**Problem to work on:** Each entry below should be reproduced character for character.

**Extracted data:**
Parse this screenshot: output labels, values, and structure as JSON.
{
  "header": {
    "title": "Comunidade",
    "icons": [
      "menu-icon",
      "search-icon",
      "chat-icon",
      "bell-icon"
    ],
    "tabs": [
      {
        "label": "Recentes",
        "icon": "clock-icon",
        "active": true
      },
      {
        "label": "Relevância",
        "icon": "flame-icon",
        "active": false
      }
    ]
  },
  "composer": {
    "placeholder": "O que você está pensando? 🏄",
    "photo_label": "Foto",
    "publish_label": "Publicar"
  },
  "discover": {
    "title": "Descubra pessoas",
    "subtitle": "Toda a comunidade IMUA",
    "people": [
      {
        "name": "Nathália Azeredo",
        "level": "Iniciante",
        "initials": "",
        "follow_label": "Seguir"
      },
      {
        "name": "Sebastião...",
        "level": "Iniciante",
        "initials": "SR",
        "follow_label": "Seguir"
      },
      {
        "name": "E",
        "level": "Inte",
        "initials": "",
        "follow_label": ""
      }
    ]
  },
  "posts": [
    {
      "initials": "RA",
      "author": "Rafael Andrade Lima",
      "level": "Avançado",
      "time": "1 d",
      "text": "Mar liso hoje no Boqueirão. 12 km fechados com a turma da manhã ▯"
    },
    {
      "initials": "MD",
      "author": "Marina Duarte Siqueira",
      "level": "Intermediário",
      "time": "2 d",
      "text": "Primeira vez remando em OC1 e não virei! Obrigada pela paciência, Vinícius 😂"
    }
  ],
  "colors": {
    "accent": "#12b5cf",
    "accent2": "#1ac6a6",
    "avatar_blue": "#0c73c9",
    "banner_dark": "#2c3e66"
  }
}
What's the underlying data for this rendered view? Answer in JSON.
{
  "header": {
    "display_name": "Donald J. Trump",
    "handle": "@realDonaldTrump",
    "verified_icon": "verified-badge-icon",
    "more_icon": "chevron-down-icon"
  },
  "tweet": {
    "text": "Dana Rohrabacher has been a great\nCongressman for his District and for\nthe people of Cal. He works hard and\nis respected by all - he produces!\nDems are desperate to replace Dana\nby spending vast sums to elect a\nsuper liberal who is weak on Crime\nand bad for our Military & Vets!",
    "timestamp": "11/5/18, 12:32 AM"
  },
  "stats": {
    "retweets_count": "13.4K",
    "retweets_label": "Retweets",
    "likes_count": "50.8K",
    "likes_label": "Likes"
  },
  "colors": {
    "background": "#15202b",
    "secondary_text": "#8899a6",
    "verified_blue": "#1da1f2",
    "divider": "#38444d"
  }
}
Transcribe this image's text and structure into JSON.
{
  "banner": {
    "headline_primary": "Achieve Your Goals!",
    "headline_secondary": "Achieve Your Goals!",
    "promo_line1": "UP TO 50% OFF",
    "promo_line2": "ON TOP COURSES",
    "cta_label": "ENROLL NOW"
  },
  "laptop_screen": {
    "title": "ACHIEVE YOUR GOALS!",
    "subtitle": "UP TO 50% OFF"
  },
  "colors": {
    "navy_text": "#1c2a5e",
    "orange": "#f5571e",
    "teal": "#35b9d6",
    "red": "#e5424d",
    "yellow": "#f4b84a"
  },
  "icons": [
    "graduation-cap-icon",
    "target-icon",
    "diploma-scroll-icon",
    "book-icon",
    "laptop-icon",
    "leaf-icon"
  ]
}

**Output below:**
Parse this screenshot: output labels, values, and structure as JSON.
{
  "header": {
    "title": "Comunidade",
    "icons": [
      "menu-icon",
      "search-icon",
      "chat-icon",
      "bell-icon"
    ],
    "tabs": [
      {
        "label": "Recentes",
        "icon": "clock-icon",
        "active": true
      },
      {
        "label": "Relevância",
        "icon": "flame-icon",
        "active": false
      }
    ]
  },
  "composer": {
    "placeholder": "O que você está pensando? 🏄",
    "photo_label": "Foto",
    "publish_label": "Publicar"
  },
  "discover": {
    "title": "Descubra pessoas",
    "subtitle": "Toda a comunidade IMUA",
    "people": [
      {
        "name": "Nathália Azeredo",
        "level": "Iniciante",
        "initials": "",
        "follow_label": "Seguir"
      },
      {
        "name": "Sebastião...",
        "level": "Iniciante",
        "initials": "SR",
        "follow_label": "Seguir"
      },
      {
        "name": "E",
        "level": "Inte",
        "initials": "",
        "follow_label": ""
      }
    ]
  },
  "posts": [
    {
      "initials": "RA",
      "author": "Rafael Andrade Lima",
      "level": "Avançado",
      "time": "1 d",
      "text": "Mar liso hoje no Boqueirão. 12 km fechados com a turma da manhã ▯"
    },
    {
      "initials": "MD",
      "author": "Marina Duarte Siqueira",
      "level": "Intermediário",
      "time": "2 d",
      "text": "Primeira vez remando em OC1 e não virei! Obrigada pela paciência, Vinícius 😂"
    }
  ],
  "colors": {
    "accent": "#12b5cf",
    "accent2": "#1ac6a6",
    "avatar_blue": "#0c73c9",
    "banner_dark": "#2c3e66"
  }
}
What's the underlying data for this rendered view? Answer in JSON.
{
  "header": {
    "display_name": "Donald J. Trump",
    "handle": "@realDonaldTrump",
    "verified_icon": "verified-badge-icon",
    "more_icon": "chevron-down-icon"
  },
  "tweet": {
    "text": "Dana Rohrabacher has been a great\nCongressman for his District and for\nthe people of Cal. He works hard and\nis respected by all - he produces!\nDems are desperate to replace Dana\nby spending vast sums to elect a\nsuper liberal who is weak on Crime\nand bad for our Military & Vets!",
    "timestamp": "11/5/18, 12:32 AM"
  },
  "stats": {
    "retweets_count": "13.4K",
    "retweets_label": "Retweets",
    "likes_count": "50.8K",
    "likes_label": "Likes"
  },
  "colors": {
    "background": "#15202b",
    "secondary_text": "#8899a6",
    "verified_blue": "#1da1f2",
    "divider": "#38444d"
  }
}
Transcribe this image's text and structure into JSON.
{
  "banner": {
    "headline_primary": "Achieve Your Goals!",
    "headline_secondary": "Achieve Your Goals!",
    "promo_line1": "UP TO 50% OFF",
    "promo_line2": "ON TOP COURSES",
    "cta_label": "ENROLL NOW"
  },
  "laptop_screen": {
    "title": "ACHIEVE YOUR GOALS!",
    "subtitle": "UP TO 50% OFF"
  },
  "colors": {
    "navy_text": "#1c2a5e",
    "orange": "#f5571e",
    "teal": "#35b9d6",
    "red": "#e5424d",
    "yellow": "#f4b84a"
  },
  "icons": [
    "graduation-cap-icon",
    "target-icon",
    "diploma-scroll-icon",
    "book-icon",
    "laptop-icon",
    "leaf-icon"
  ]
}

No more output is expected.